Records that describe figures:
_ _ _
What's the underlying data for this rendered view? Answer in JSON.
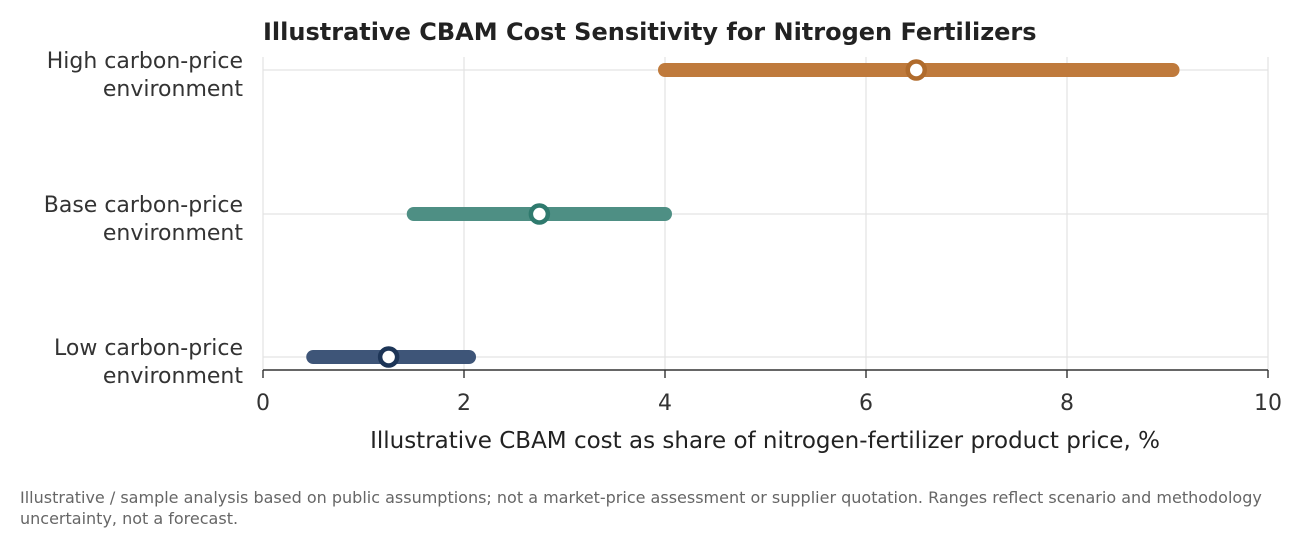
{
  "chart_data": {
    "type": "range",
    "title": "Illustrative CBAM Cost Sensitivity for Nitrogen Fertilizers",
    "xlabel": "Illustrative CBAM cost as share of nitrogen-fertilizer product price, %",
    "ylabel": "",
    "xlim": [
      0,
      10
    ],
    "xticks": [
      "0",
      "2",
      "4",
      "6",
      "8",
      "10"
    ],
    "grid": true,
    "categories": [
      {
        "line1": "High carbon-price",
        "line2": "environment"
      },
      {
        "line1": "Base carbon-price",
        "line2": "environment"
      },
      {
        "line1": "Low carbon-price",
        "line2": "environment"
      }
    ],
    "ranges": [
      {
        "low": 4.0,
        "high": 9.05,
        "mid": 6.5,
        "color": "#bf7a3c",
        "dot_color": "#b06b2c"
      },
      {
        "low": 1.5,
        "high": 4.0,
        "mid": 2.75,
        "color": "#4e8f84",
        "dot_color": "#2f7a6e"
      },
      {
        "low": 0.5,
        "high": 2.05,
        "mid": 1.25,
        "color": "#3e5578",
        "dot_color": "#1d3557"
      }
    ]
  },
  "footnote": "Illustrative / sample analysis based on public assumptions; not a market-price assessment or supplier quotation. Ranges reflect scenario and methodology uncertainty, not a forecast."
}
_ _ _
● **PROBLEM DETAILS**: Count how many lines in the data above hold the string "price", and give the number with no other words.

● **REPLY TO THE EXERCISE**: 5